Output nothing but the lines from the line with "Transcribe the text in this document." through the end of the listing below, both ends included.

[RECORDS FOR THIS TASK start]

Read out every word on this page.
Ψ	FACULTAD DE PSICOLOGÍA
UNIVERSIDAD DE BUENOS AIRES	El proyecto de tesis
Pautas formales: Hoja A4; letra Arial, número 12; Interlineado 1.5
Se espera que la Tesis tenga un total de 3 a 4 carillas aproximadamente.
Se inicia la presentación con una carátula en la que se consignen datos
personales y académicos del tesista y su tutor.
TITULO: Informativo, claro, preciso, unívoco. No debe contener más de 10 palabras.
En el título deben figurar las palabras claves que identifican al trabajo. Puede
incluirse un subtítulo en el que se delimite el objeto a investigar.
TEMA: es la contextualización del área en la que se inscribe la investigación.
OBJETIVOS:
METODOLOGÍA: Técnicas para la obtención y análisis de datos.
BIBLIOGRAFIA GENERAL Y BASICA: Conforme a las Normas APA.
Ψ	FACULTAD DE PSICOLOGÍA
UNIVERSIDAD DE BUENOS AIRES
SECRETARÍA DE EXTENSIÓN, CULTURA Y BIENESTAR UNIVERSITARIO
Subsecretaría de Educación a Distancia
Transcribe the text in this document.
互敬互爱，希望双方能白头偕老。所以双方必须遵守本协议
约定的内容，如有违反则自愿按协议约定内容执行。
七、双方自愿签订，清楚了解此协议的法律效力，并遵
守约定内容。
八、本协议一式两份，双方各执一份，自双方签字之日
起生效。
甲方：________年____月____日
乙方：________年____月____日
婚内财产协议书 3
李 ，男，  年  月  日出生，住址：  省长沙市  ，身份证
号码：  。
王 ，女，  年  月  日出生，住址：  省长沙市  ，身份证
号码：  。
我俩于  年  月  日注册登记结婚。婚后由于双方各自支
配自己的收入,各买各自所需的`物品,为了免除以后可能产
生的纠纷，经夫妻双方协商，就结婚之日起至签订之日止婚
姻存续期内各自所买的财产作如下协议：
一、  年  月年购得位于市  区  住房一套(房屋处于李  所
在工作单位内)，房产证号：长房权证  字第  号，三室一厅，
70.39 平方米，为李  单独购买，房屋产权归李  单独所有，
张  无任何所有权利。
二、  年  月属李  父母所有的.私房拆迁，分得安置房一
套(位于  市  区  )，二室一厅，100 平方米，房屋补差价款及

[RECORDS FOR THIS TASK end]

§ **SOLUTION TO THIS TASK**
Transcribe the text in this document.
互敬互爱，希望双方能白头偕老。所以双方必须遵守本协议
约定的内容，如有违反则自愿按协议约定内容执行。
七、双方自愿签订，清楚了解此协议的法律效力，并遵
守约定内容。
八、本协议一式两份，双方各执一份，自双方签字之日
起生效。
甲方：________年____月____日
乙方：________年____月____日
婚内财产协议书 3
李 ，男，  年  月  日出生，住址：  省长沙市  ，身份证
号码：  。
王 ，女，  年  月  日出生，住址：  省长沙市  ，身份证
号码：  。
我俩于  年  月  日注册登记结婚。婚后由于双方各自支
配自己的收入,各买各自所需的`物品,为了免除以后可能产
生的纠纷，经夫妻双方协商，就结婚之日起至签订之日止婚
姻存续期内各自所买的财产作如下协议：
一、  年  月年购得位于市  区  住房一套(房屋处于李  所
在工作单位内)，房产证号：长房权证  字第  号，三室一厅，
70.39 平方米，为李  单独购买，房屋产权归李  单独所有，
张  无任何所有权利。
二、  年  月属李  父母所有的.私房拆迁，分得安置房一
套(位于  市  区  )，二室一厅，100 平方米，房屋补差价款及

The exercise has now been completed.